__Instruction__: Omit the images. Copy each entry word for word.

::: Input for this task

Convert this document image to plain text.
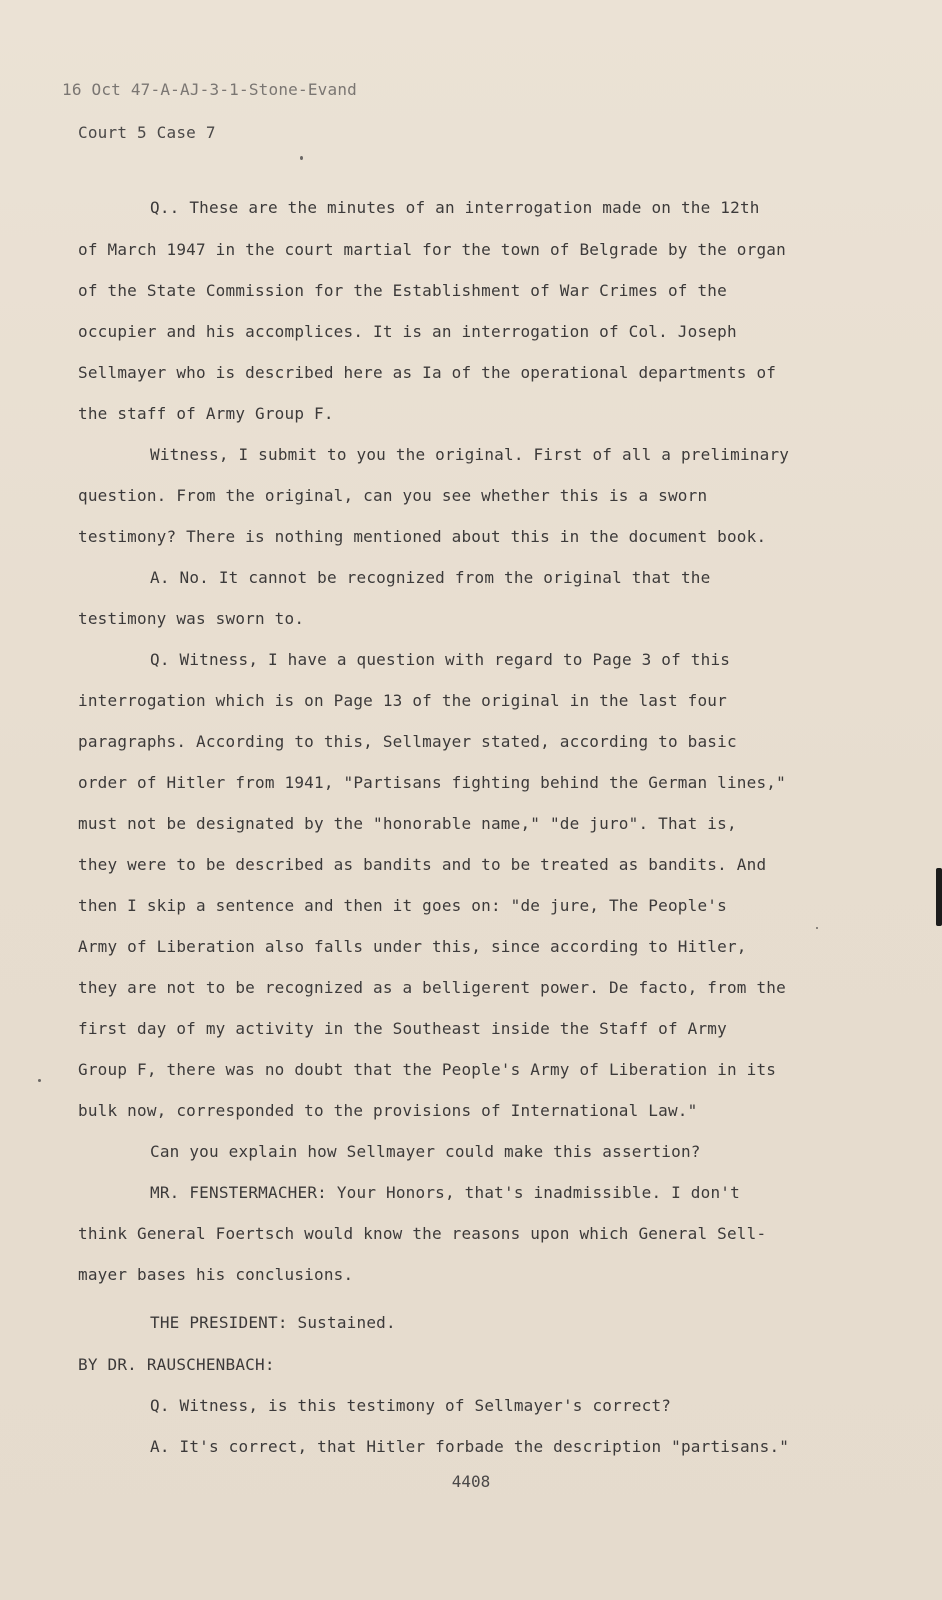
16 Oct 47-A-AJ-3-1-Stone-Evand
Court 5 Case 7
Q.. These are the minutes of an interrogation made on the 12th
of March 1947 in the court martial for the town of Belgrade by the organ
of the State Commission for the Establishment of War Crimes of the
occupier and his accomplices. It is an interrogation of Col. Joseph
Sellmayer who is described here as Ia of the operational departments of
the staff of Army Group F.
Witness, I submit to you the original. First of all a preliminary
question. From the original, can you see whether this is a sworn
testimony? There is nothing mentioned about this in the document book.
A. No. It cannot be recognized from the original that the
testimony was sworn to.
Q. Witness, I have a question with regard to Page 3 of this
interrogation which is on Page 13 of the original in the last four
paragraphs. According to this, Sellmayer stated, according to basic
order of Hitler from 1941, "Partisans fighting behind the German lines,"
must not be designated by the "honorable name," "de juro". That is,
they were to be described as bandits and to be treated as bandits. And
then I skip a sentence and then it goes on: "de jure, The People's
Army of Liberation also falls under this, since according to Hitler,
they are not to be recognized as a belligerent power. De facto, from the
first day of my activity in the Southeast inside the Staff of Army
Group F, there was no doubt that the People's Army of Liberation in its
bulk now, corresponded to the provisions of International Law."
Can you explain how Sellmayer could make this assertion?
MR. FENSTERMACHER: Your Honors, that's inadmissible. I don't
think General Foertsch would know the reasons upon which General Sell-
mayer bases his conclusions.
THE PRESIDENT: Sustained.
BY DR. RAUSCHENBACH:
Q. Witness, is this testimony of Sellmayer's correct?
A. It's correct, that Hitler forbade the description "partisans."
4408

::::::

__Solution to this problem__:
Convert this document image to plain text.
16 Oct 47-A-AJ-3-1-Stone-Evand
Court 5 Case 7
Q.. These are the minutes of an interrogation made on the 12th
of March 1947 in the court martial for the town of Belgrade by the organ
of the State Commission for the Establishment of War Crimes of the
occupier and his accomplices. It is an interrogation of Col. Joseph
Sellmayer who is described here as Ia of the operational departments of
the staff of Army Group F.
Witness, I submit to you the original. First of all a preliminary
question. From the original, can you see whether this is a sworn
testimony? There is nothing mentioned about this in the document book.
A. No. It cannot be recognized from the original that the
testimony was sworn to.
Q. Witness, I have a question with regard to Page 3 of this
interrogation which is on Page 13 of the original in the last four
paragraphs. According to this, Sellmayer stated, according to basic
order of Hitler from 1941, "Partisans fighting behind the German lines,"
must not be designated by the "honorable name," "de juro". That is,
they were to be described as bandits and to be treated as bandits. And
then I skip a sentence and then it goes on: "de jure, The People's
Army of Liberation also falls under this, since according to Hitler,
they are not to be recognized as a belligerent power. De facto, from the
first day of my activity in the Southeast inside the Staff of Army
Group F, there was no doubt that the People's Army of Liberation in its
bulk now, corresponded to the provisions of International Law."
Can you explain how Sellmayer could make this assertion?
MR. FENSTERMACHER: Your Honors, that's inadmissible. I don't
think General Foertsch would know the reasons upon which General Sell-
mayer bases his conclusions.
THE PRESIDENT: Sustained.
BY DR. RAUSCHENBACH:
Q. Witness, is this testimony of Sellmayer's correct?
A. It's correct, that Hitler forbade the description "partisans."
4408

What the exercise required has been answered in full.